[start Listing]
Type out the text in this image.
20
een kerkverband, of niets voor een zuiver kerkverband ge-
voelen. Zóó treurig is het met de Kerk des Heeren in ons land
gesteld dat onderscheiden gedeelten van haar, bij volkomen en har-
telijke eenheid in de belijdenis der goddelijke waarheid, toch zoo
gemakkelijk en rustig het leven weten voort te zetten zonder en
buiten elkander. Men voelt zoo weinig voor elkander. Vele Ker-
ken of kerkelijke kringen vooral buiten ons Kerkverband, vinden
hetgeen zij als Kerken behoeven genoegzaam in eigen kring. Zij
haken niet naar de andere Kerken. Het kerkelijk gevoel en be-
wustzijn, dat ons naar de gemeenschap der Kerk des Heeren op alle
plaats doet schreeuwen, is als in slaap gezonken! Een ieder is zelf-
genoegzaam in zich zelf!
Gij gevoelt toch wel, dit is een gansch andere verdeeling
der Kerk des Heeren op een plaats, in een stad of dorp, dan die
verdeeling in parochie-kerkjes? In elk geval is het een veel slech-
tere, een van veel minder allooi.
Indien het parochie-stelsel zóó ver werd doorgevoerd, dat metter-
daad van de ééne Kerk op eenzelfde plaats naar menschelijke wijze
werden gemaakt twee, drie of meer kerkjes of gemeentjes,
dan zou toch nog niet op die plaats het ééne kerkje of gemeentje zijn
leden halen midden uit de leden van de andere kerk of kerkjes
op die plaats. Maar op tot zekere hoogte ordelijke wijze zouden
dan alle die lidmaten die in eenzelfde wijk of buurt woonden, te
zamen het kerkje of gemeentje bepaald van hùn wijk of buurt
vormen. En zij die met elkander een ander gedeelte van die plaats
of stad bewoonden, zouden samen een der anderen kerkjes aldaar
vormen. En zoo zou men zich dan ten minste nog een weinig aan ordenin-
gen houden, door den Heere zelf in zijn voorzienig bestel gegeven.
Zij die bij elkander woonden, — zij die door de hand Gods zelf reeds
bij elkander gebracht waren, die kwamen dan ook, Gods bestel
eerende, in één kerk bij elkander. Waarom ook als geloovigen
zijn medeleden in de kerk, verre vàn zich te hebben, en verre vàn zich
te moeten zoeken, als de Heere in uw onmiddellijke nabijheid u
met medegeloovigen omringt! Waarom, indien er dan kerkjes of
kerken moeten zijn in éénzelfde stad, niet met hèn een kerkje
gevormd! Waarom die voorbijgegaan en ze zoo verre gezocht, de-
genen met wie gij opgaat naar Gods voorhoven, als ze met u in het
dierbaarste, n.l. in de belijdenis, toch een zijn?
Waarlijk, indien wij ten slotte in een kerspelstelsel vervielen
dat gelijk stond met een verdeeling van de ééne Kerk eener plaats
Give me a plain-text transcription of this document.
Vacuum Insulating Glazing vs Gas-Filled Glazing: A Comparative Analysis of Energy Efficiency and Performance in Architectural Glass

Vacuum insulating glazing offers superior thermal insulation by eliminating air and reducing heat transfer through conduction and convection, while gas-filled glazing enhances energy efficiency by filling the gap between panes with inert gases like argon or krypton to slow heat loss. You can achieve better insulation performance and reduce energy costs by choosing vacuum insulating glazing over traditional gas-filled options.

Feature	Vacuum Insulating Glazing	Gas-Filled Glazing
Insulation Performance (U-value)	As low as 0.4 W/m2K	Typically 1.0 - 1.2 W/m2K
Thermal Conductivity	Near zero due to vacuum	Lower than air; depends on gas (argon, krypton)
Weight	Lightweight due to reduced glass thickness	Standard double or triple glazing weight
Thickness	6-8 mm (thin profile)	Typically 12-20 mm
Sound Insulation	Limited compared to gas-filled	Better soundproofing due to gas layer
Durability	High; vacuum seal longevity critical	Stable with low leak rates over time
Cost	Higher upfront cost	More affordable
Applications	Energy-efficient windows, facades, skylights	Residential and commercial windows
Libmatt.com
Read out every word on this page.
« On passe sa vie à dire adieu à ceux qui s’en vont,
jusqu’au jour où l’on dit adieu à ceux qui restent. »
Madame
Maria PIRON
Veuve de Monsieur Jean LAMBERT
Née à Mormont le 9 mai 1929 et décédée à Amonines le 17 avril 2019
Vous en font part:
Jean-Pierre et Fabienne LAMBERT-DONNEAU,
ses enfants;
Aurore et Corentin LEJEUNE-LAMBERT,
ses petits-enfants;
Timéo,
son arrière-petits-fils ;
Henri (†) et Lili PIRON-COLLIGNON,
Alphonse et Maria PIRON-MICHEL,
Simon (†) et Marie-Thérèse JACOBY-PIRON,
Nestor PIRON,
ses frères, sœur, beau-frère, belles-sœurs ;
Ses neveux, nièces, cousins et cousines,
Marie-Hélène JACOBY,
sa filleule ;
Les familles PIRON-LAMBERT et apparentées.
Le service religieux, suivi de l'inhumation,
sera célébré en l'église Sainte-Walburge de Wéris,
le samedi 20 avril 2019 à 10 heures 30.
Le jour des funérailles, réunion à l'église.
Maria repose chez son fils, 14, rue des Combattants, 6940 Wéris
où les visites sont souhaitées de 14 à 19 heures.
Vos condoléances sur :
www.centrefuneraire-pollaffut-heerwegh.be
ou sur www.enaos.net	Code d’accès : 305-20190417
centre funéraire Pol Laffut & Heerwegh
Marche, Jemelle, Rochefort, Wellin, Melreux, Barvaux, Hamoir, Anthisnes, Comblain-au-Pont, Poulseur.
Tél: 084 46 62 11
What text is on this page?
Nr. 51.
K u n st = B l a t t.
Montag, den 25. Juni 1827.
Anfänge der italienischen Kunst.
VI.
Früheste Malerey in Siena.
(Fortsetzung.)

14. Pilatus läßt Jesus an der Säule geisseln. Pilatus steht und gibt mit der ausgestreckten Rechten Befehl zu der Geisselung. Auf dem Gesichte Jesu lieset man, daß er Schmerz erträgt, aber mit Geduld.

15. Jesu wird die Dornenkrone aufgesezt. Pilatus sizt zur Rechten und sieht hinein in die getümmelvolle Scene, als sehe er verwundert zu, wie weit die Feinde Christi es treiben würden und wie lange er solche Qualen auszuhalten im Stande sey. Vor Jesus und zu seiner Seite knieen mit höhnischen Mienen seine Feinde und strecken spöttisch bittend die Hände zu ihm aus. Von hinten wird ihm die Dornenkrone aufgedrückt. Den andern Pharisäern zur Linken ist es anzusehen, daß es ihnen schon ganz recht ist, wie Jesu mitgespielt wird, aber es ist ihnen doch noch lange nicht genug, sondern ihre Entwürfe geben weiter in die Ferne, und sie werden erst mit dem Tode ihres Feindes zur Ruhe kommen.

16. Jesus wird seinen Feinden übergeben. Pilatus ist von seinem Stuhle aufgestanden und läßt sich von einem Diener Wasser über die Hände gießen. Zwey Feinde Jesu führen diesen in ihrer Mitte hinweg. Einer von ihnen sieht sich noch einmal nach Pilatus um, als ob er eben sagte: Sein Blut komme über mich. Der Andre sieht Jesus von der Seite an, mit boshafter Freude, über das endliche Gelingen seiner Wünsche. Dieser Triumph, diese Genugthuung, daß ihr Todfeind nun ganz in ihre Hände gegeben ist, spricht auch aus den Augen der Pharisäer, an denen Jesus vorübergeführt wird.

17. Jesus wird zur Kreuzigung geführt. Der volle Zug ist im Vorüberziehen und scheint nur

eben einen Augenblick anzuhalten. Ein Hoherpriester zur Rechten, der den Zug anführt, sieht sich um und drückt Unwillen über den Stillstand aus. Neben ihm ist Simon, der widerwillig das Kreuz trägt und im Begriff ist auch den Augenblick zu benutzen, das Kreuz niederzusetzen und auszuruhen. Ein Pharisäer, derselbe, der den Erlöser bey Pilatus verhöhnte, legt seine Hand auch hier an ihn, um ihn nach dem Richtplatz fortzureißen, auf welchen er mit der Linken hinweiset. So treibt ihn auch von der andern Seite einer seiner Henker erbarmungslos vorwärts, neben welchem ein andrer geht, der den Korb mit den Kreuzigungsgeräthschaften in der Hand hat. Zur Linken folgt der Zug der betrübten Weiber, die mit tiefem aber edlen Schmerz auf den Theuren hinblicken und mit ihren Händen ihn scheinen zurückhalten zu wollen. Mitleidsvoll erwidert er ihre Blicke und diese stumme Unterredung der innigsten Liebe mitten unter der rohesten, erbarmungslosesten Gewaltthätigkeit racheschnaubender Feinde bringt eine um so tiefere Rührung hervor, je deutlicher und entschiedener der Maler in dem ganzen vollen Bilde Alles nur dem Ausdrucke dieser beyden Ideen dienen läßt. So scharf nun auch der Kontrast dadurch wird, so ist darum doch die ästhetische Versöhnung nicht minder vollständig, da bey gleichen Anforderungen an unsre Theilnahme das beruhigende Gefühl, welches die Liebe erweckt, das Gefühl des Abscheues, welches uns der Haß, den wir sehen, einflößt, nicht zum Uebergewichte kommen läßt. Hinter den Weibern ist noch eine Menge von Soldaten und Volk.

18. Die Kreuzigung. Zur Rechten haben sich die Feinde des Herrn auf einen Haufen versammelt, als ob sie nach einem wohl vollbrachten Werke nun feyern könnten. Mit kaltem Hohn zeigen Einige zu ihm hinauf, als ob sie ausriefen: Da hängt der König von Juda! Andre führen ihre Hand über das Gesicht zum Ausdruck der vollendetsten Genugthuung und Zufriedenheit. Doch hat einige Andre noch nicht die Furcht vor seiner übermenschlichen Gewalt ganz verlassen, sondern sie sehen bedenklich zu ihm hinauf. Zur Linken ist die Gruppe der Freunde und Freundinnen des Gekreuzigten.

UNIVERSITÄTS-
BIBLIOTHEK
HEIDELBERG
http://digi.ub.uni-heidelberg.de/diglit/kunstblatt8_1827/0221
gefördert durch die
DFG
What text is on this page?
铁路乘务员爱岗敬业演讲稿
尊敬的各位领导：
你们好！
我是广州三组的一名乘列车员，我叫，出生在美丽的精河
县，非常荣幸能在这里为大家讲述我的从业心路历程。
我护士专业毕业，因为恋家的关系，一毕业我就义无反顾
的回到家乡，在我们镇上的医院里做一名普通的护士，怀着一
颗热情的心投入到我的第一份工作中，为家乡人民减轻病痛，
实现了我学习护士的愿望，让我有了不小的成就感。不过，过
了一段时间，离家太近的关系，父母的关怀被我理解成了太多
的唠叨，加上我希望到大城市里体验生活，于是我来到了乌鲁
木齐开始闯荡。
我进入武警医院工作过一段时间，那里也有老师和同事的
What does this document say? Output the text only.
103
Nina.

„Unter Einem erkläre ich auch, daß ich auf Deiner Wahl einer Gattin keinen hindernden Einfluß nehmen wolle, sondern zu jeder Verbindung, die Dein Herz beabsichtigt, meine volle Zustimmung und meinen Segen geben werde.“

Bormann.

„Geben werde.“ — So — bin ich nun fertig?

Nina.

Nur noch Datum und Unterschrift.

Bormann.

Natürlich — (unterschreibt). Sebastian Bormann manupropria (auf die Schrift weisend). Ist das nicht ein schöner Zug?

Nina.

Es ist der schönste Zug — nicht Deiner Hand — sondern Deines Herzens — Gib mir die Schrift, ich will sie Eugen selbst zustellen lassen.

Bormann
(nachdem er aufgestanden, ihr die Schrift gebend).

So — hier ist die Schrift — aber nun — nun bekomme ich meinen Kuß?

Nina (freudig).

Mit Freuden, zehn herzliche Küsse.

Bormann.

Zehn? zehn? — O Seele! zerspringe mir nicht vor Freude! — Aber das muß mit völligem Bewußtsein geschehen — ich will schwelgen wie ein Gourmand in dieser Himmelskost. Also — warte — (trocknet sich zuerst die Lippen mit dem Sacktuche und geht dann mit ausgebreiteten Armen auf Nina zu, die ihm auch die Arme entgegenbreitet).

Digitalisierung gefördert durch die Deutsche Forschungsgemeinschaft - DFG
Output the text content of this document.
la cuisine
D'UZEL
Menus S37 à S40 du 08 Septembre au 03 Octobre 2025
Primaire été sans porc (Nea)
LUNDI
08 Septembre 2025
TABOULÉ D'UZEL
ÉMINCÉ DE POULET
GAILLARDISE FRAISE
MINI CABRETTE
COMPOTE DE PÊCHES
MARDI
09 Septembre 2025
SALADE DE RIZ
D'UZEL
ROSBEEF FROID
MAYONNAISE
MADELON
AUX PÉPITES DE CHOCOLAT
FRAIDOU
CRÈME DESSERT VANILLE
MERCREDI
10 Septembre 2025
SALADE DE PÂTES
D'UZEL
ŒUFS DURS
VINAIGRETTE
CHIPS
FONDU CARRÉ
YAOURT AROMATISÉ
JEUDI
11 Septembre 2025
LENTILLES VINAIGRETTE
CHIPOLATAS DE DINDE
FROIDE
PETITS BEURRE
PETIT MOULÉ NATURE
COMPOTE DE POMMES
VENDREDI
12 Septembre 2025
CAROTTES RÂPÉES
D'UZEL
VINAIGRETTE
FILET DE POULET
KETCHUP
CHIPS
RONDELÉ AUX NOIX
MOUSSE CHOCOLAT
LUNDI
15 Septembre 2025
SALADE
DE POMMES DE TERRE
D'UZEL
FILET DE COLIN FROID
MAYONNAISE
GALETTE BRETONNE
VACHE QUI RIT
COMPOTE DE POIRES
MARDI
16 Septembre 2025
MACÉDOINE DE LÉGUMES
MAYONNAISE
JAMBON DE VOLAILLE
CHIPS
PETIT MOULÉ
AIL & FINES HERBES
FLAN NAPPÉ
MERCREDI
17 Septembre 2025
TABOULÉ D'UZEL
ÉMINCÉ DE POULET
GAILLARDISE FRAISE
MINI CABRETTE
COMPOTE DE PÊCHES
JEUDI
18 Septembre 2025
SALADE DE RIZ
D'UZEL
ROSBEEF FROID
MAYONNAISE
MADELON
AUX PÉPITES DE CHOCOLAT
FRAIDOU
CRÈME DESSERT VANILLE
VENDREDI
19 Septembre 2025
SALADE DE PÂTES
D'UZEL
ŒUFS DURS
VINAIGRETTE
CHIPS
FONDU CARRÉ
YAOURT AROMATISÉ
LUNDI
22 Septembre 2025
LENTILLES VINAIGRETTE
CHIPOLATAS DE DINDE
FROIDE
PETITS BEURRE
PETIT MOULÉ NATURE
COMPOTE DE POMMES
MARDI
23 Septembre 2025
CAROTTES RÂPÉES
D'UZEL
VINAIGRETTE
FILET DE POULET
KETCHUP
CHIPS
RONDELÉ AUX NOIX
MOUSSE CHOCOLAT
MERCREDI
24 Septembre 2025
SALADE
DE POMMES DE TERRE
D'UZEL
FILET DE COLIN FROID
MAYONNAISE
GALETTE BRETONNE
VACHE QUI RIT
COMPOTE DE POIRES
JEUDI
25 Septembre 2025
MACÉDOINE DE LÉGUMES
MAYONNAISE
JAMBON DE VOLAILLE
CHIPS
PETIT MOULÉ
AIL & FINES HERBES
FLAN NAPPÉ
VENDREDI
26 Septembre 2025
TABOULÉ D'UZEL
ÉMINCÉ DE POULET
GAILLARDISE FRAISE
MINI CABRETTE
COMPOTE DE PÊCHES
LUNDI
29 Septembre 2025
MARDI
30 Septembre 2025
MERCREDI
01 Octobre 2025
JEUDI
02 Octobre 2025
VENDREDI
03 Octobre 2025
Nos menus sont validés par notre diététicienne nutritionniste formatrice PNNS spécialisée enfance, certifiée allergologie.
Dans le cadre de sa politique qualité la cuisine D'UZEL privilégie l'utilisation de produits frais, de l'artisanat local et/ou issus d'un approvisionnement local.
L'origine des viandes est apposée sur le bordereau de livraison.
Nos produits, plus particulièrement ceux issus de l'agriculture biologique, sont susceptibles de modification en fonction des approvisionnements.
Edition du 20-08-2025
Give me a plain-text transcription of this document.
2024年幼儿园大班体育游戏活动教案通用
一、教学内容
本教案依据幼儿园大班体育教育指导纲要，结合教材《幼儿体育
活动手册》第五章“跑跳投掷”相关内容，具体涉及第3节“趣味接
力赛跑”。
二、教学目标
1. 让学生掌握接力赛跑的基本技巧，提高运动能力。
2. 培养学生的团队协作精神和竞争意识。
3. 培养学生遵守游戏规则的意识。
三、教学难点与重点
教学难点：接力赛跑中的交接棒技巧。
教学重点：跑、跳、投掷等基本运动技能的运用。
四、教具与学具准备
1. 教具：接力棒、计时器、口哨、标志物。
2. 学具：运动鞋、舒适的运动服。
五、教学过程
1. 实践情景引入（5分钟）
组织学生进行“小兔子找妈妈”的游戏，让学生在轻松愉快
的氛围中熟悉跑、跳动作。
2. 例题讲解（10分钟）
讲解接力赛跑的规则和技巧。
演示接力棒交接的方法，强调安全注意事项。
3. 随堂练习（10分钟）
[end Listing]
• [Instructions to follow]
Report the count of lines in the entries that contain the string "toch", and nothing besides it.

• [Answer to the task]
4